▶ _Records supplied_:
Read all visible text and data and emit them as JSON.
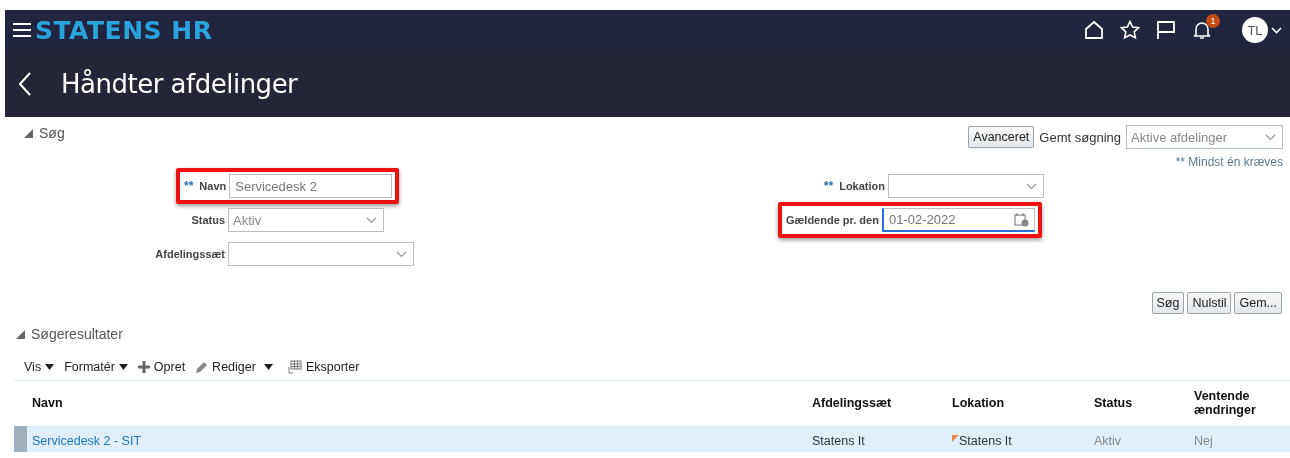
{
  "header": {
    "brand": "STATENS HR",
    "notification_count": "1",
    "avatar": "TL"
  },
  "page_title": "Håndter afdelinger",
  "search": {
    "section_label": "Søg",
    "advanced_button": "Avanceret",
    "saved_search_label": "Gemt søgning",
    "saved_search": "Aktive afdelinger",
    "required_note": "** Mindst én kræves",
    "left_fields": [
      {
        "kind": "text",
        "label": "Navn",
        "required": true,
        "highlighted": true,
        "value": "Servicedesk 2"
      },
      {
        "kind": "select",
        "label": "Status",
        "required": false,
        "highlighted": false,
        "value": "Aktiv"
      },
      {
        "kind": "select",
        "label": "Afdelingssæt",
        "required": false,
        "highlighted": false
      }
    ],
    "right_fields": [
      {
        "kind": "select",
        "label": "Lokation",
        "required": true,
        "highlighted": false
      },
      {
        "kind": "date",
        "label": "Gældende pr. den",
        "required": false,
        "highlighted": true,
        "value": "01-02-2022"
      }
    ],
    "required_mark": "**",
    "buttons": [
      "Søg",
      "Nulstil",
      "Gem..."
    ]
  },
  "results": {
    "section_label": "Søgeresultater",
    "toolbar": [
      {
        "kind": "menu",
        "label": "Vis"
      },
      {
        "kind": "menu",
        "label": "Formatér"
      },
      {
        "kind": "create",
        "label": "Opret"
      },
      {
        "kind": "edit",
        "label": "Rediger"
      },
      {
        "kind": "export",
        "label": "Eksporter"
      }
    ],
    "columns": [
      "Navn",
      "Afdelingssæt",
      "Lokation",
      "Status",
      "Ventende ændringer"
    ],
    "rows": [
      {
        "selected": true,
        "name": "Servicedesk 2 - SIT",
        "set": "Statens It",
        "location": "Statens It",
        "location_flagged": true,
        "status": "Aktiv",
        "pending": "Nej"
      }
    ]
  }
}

▶ _Goal_:
Copy out each line exactly, without the pictures.

▶ _Answer to the exercise_:
Read all visible text and data and emit them as JSON.
{
  "header": {
    "brand": "STATENS HR",
    "notification_count": "1",
    "avatar": "TL"
  },
  "page_title": "Håndter afdelinger",
  "search": {
    "section_label": "Søg",
    "advanced_button": "Avanceret",
    "saved_search_label": "Gemt søgning",
    "saved_search": "Aktive afdelinger",
    "required_note": "** Mindst én kræves",
    "left_fields": [
      {
        "kind": "text",
        "label": "Navn",
        "required": true,
        "highlighted": true,
        "value": "Servicedesk 2"
      },
      {
        "kind": "select",
        "label": "Status",
        "required": false,
        "highlighted": false,
        "value": "Aktiv"
      },
      {
        "kind": "select",
        "label": "Afdelingssæt",
        "required": false,
        "highlighted": false
      }
    ],
    "right_fields": [
      {
        "kind": "select",
        "label": "Lokation",
        "required": true,
        "highlighted": false
      },
      {
        "kind": "date",
        "label": "Gældende pr. den",
        "required": false,
        "highlighted": true,
        "value": "01-02-2022"
      }
    ],
    "required_mark": "**",
    "buttons": [
      "Søg",
      "Nulstil",
      "Gem..."
    ]
  },
  "results": {
    "section_label": "Søgeresultater",
    "toolbar": [
      {
        "kind": "menu",
        "label": "Vis"
      },
      {
        "kind": "menu",
        "label": "Formatér"
      },
      {
        "kind": "create",
        "label": "Opret"
      },
      {
        "kind": "edit",
        "label": "Rediger"
      },
      {
        "kind": "export",
        "label": "Eksporter"
      }
    ],
    "columns": [
      "Navn",
      "Afdelingssæt",
      "Lokation",
      "Status",
      "Ventende ændringer"
    ],
    "rows": [
      {
        "selected": true,
        "name": "Servicedesk 2 - SIT",
        "set": "Statens It",
        "location": "Statens It",
        "location_flagged": true,
        "status": "Aktiv",
        "pending": "Nej"
      }
    ]
  }
}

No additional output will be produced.